- What to do:
Can you rewrite the items below as a numbered list, beginning at the first line and stopping after the line containing "background-checkbox [0,920,14,946]", leaving out any blank lines?

- Material:
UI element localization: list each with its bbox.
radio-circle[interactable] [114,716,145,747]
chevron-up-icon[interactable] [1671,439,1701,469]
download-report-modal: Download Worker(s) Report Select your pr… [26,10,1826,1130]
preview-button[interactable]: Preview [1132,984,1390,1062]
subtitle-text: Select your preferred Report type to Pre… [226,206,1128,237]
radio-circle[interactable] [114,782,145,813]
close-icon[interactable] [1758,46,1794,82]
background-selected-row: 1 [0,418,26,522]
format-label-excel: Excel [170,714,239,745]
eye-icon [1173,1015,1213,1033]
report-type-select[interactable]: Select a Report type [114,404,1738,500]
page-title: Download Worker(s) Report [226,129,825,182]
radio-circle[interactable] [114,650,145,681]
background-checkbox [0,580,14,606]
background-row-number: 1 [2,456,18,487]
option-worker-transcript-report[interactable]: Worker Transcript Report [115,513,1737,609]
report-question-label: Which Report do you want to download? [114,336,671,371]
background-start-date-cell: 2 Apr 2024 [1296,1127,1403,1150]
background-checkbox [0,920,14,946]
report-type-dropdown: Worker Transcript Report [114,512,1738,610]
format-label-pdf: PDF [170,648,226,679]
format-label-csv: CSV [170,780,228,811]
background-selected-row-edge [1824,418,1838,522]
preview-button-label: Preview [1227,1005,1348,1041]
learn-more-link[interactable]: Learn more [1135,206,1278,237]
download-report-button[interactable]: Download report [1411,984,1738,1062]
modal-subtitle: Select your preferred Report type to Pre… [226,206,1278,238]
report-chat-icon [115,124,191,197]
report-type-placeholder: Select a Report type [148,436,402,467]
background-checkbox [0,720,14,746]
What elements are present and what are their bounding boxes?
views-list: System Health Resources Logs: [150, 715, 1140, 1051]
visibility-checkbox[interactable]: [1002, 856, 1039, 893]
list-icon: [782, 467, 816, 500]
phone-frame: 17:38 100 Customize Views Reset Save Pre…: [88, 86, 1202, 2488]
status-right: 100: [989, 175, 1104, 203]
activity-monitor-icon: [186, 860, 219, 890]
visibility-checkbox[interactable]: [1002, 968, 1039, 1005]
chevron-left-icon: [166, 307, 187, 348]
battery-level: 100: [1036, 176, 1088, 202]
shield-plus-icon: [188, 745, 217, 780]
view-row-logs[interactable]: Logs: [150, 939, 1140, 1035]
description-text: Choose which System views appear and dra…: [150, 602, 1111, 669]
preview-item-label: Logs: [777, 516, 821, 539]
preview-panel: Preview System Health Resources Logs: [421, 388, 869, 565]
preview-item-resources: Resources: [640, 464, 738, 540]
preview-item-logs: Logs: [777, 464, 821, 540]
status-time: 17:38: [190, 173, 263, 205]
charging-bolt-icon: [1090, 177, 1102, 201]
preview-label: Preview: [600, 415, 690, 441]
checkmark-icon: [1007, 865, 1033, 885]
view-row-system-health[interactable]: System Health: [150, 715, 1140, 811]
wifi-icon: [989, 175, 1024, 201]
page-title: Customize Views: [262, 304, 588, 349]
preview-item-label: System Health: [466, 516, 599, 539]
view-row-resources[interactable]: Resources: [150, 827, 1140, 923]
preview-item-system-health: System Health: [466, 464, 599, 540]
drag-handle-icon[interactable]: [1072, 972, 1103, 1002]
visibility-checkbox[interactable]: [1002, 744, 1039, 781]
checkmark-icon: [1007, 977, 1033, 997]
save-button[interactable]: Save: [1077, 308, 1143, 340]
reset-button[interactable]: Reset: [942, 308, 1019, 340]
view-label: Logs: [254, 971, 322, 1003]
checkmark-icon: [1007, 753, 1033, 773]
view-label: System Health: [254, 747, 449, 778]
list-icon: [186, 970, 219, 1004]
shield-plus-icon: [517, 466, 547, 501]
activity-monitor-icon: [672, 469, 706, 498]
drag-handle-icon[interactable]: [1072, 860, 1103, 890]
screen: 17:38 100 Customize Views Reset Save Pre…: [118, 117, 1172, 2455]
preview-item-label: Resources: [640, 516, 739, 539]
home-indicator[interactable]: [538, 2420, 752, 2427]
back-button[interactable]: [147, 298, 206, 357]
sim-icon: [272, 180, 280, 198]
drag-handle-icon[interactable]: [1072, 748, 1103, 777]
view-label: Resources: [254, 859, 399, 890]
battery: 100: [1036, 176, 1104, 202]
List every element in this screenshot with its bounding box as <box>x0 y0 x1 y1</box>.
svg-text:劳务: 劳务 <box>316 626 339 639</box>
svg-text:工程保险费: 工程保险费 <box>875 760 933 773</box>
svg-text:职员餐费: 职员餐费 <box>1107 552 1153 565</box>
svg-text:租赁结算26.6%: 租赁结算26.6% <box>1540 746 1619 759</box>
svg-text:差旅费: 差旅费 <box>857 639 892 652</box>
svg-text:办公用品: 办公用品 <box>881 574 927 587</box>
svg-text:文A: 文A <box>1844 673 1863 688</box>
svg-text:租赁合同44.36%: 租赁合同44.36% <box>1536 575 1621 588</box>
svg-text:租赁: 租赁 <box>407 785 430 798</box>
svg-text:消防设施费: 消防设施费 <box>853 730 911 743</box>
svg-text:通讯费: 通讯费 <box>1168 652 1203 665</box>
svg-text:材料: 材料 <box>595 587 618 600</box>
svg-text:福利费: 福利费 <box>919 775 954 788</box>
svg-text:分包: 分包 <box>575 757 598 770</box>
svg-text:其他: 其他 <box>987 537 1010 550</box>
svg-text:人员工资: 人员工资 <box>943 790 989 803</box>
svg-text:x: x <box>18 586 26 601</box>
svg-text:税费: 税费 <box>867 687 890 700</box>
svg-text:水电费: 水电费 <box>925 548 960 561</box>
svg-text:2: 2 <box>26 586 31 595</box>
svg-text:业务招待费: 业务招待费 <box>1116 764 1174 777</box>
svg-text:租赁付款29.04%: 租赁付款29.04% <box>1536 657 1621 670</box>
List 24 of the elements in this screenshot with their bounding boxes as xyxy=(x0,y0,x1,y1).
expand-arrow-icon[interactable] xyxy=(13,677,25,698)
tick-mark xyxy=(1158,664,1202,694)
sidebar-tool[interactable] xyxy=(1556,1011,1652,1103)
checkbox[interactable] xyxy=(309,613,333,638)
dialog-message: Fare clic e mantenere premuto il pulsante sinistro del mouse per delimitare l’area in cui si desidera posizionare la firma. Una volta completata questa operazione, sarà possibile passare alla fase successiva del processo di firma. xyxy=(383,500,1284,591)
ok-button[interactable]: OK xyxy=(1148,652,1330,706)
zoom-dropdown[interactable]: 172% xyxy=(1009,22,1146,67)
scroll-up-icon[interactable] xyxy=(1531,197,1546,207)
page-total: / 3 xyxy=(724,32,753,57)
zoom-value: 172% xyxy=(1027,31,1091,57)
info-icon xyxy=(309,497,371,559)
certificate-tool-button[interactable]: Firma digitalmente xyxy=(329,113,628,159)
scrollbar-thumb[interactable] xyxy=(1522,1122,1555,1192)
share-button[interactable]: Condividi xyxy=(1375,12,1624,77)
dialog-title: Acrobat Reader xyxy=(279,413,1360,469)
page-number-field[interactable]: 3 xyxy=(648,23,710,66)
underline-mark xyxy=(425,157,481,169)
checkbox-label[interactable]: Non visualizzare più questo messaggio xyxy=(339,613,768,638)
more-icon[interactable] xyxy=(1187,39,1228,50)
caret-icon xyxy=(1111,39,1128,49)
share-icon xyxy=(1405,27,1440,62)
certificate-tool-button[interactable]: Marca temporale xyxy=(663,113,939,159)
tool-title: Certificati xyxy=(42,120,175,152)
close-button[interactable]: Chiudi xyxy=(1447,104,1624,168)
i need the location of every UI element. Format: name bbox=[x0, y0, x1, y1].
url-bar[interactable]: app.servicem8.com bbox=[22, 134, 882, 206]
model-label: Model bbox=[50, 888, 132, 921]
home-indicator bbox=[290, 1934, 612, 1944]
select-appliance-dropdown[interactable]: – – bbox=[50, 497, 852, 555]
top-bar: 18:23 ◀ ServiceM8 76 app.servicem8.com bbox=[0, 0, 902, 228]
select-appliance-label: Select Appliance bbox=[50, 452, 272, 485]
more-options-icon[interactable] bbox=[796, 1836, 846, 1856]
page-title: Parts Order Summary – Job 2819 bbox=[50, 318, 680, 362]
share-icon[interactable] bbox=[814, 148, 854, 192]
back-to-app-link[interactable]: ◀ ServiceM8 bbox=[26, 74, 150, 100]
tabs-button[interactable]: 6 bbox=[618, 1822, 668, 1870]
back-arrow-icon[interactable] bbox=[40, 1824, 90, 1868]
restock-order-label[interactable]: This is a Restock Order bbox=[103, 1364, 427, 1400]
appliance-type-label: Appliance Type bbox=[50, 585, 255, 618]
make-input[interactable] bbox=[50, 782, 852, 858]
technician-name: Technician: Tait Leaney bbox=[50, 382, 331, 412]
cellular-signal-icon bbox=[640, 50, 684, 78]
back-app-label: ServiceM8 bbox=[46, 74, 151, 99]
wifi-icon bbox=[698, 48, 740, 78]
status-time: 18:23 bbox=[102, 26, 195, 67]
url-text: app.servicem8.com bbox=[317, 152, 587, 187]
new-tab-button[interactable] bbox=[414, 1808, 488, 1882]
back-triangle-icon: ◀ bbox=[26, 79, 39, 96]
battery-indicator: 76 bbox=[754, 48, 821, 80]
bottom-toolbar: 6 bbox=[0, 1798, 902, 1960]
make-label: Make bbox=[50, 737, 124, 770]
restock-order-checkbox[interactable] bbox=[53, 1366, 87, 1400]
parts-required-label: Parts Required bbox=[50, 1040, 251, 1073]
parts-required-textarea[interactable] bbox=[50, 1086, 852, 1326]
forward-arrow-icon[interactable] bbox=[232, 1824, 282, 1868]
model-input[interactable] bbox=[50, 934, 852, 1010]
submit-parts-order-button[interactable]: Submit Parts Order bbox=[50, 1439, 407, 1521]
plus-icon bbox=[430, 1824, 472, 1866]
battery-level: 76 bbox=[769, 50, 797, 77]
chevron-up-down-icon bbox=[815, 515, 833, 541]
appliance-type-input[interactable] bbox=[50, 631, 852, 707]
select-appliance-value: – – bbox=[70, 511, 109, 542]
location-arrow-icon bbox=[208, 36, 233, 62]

- Written answer:
1. UI element localization: list each with its bbox.
2. radio-circle[interactable] [114,716,145,747]
3. chevron-up-icon[interactable] [1671,439,1701,469]
4. download-report-modal: Download Worker(s) Report Select your pr… [26,10,1826,1130]
5. preview-button[interactable]: Preview [1132,984,1390,1062]
6. subtitle-text: Select your preferred Report type to Pre… [226,206,1128,237]
7. radio-circle[interactable] [114,782,145,813]
8. close-icon[interactable] [1758,46,1794,82]
9. background-selected-row: 1 [0,418,26,522]
10. format-label-excel: Excel [170,714,239,745]
11. eye-icon [1173,1015,1213,1033]
12. report-type-select[interactable]: Select a Report type [114,404,1738,500]
13. page-title: Download Worker(s) Report [226,129,825,182]
14. radio-circle[interactable] [114,650,145,681]
15. background-checkbox [0,580,14,606]
16. background-row-number: 1 [2,456,18,487]
17. option-worker-transcript-report[interactable]: Worker Transcript Report [115,513,1737,609]
18. report-question-label: Which Report do you want to download? [114,336,671,371]
19. background-start-date-cell: 2 Apr 2024 [1296,1127,1403,1150]
20. background-checkbox [0,920,14,946]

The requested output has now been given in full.